**Aim of the exercise:**
Select and copy out every line in the records containing "Month".

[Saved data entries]

>> Start

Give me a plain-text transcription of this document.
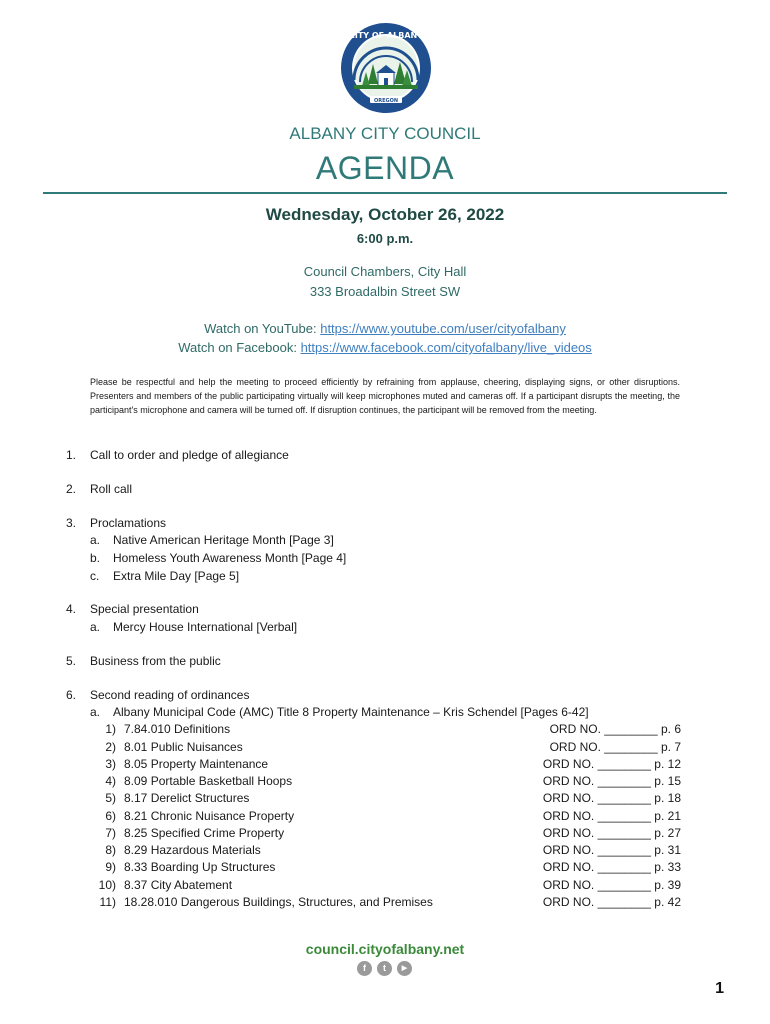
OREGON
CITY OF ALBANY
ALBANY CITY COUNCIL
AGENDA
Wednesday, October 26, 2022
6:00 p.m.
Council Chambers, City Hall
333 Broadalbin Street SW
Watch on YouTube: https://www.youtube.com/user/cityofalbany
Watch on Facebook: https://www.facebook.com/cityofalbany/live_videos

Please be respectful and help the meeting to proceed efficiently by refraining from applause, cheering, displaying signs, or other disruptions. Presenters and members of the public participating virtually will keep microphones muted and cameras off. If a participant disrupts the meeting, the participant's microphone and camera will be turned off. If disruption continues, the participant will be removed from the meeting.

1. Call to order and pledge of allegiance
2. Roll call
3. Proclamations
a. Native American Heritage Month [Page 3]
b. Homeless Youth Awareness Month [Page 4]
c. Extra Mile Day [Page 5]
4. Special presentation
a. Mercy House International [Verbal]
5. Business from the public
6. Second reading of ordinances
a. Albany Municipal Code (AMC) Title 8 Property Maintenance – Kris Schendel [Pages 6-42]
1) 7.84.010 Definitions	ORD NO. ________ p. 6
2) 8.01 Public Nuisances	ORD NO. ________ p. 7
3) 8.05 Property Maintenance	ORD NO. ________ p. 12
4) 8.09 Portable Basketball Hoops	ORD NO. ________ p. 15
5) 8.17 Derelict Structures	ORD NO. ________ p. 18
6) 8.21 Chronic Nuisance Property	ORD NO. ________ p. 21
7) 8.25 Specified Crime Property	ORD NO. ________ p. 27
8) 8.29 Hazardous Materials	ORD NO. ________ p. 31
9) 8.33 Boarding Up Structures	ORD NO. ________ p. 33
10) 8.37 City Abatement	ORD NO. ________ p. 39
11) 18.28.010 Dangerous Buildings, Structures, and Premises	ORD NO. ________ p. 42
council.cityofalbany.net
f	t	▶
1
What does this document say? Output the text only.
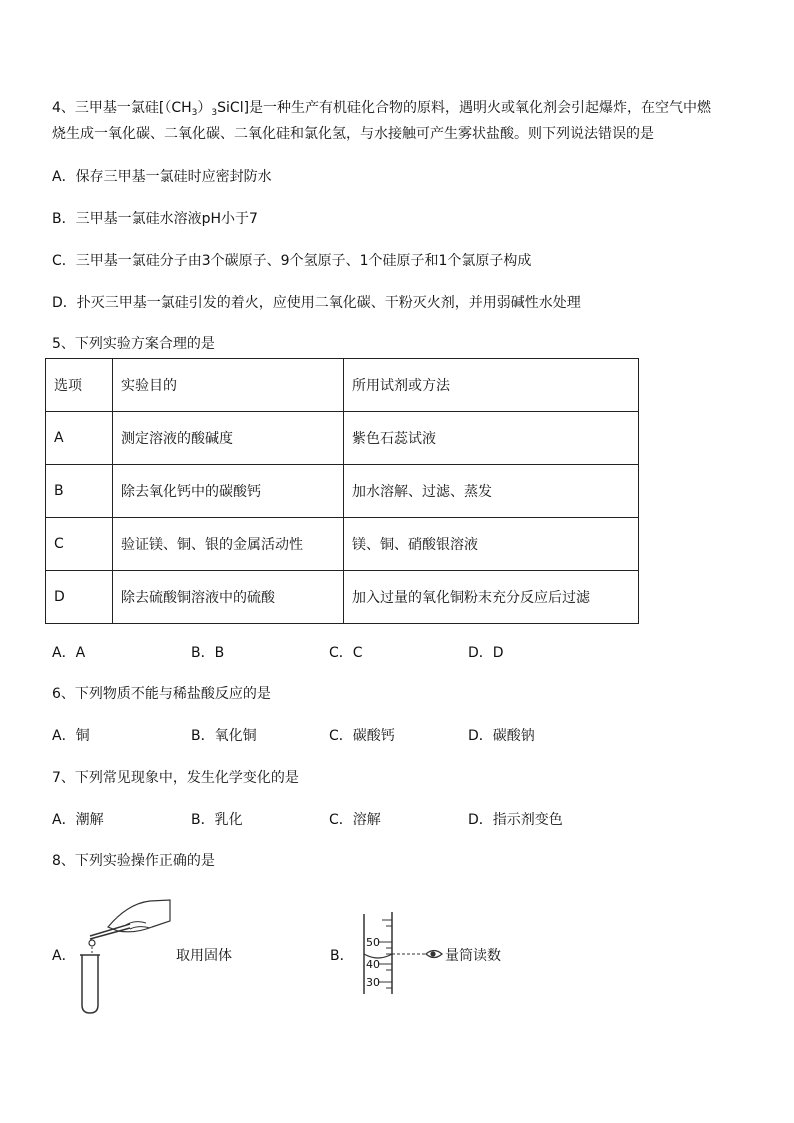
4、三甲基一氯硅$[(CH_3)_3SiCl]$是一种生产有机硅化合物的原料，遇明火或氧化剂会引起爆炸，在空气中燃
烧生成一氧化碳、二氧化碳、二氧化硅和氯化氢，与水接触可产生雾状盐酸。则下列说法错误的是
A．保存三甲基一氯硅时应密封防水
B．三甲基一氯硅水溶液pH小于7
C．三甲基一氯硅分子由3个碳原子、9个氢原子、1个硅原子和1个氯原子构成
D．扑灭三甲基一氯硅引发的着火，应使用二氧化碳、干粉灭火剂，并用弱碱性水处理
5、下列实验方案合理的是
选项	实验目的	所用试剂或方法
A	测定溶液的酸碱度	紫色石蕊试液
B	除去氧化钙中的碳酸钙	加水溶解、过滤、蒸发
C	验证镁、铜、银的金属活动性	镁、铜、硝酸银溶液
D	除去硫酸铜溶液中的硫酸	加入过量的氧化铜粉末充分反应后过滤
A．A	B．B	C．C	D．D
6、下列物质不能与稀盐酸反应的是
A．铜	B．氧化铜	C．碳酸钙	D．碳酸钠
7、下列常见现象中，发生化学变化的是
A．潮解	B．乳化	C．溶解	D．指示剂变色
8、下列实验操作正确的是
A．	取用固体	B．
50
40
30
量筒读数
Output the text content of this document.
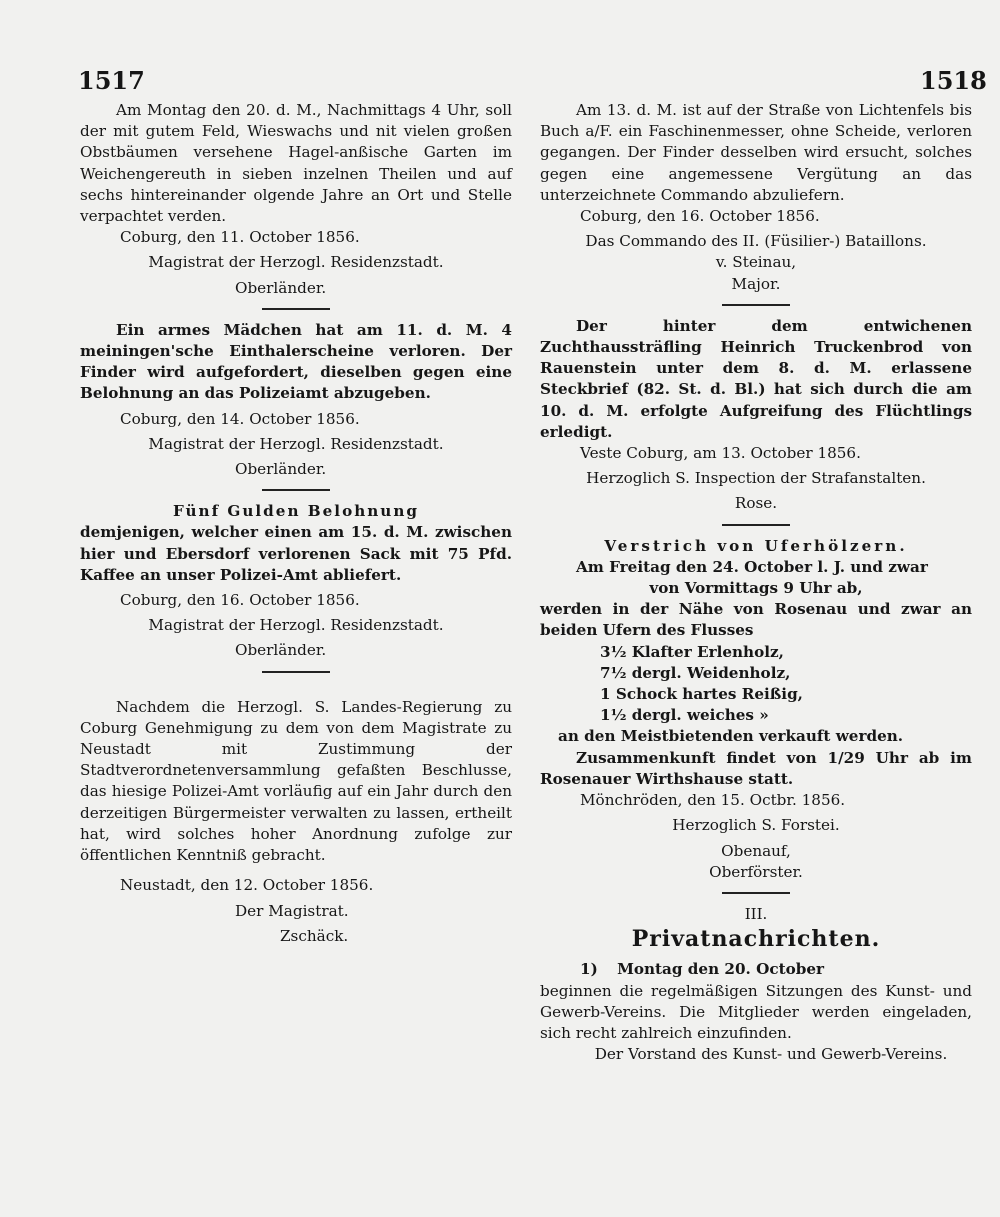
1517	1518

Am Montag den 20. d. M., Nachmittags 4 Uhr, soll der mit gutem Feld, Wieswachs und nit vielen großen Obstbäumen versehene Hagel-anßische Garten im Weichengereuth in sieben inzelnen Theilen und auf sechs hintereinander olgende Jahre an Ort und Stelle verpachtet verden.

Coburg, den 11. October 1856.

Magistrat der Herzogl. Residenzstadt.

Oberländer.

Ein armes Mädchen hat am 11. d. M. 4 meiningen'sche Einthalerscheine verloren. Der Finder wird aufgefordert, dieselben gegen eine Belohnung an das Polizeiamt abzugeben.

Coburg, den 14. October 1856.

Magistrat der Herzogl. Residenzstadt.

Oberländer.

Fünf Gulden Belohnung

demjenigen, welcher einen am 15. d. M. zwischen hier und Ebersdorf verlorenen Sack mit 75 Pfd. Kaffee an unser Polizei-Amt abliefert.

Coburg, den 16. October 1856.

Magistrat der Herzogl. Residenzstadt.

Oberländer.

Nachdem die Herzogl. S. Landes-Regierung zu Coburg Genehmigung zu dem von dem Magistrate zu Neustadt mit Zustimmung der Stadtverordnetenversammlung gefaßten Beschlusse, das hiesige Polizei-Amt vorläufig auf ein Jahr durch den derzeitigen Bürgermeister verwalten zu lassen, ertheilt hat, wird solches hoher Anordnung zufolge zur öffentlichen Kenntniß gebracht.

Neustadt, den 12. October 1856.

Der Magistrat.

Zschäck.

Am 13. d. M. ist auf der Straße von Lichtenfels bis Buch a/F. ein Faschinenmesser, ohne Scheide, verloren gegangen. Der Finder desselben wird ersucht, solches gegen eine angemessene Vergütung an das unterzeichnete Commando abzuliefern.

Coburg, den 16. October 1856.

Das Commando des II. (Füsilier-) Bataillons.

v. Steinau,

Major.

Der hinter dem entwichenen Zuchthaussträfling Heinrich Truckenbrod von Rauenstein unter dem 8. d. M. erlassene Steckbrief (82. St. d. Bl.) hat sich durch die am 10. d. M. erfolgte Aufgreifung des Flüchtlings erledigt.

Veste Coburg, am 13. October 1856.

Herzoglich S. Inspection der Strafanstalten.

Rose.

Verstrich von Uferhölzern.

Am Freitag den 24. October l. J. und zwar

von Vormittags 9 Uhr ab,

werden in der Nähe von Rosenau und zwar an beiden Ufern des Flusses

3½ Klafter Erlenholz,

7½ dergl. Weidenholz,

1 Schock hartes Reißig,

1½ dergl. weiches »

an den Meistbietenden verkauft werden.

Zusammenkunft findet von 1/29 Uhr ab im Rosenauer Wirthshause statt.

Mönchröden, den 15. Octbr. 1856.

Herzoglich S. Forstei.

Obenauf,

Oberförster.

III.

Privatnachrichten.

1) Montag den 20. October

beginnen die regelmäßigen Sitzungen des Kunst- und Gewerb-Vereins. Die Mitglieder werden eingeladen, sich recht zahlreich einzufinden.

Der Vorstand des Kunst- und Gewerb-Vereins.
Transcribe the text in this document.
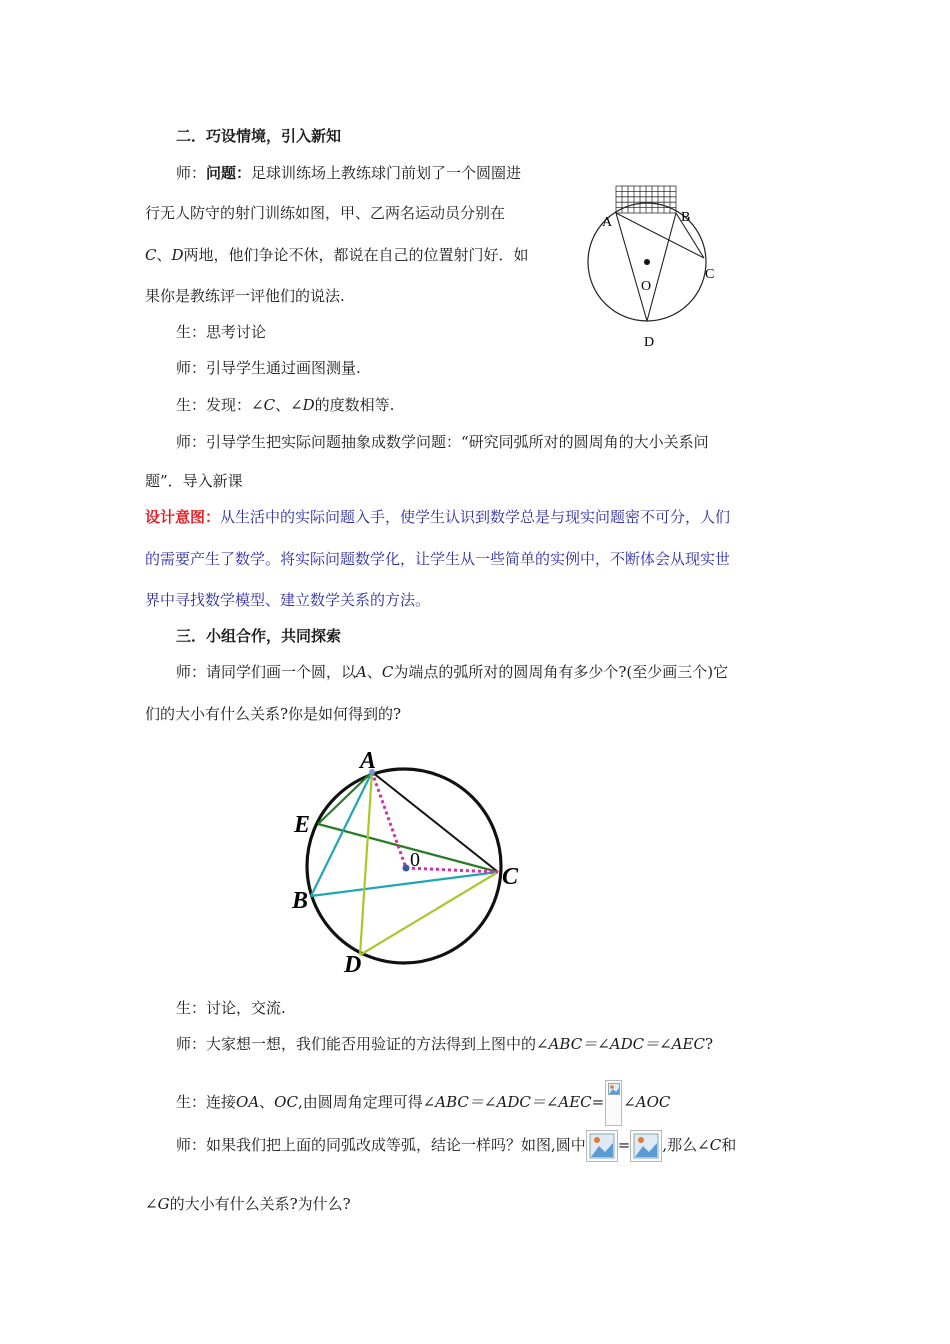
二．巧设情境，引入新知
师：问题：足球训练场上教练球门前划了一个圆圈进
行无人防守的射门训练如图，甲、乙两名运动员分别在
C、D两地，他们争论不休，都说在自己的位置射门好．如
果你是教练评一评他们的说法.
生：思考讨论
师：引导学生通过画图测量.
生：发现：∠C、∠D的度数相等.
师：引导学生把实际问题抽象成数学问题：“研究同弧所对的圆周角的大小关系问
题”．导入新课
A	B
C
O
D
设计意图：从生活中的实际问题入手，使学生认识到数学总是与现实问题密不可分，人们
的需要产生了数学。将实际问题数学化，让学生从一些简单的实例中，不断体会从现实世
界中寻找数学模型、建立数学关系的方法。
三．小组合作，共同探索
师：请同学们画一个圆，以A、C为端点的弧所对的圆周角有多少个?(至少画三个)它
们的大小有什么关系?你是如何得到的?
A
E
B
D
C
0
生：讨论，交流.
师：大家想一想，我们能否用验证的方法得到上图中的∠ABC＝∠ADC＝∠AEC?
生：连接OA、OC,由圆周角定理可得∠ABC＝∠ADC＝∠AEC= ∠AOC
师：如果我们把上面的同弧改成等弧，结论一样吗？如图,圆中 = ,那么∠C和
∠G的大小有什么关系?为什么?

>> End

**Output for this exercise:**
a. Native American Heritage Month [Page 3]
b. Homeless Youth Awareness Month [Page 4]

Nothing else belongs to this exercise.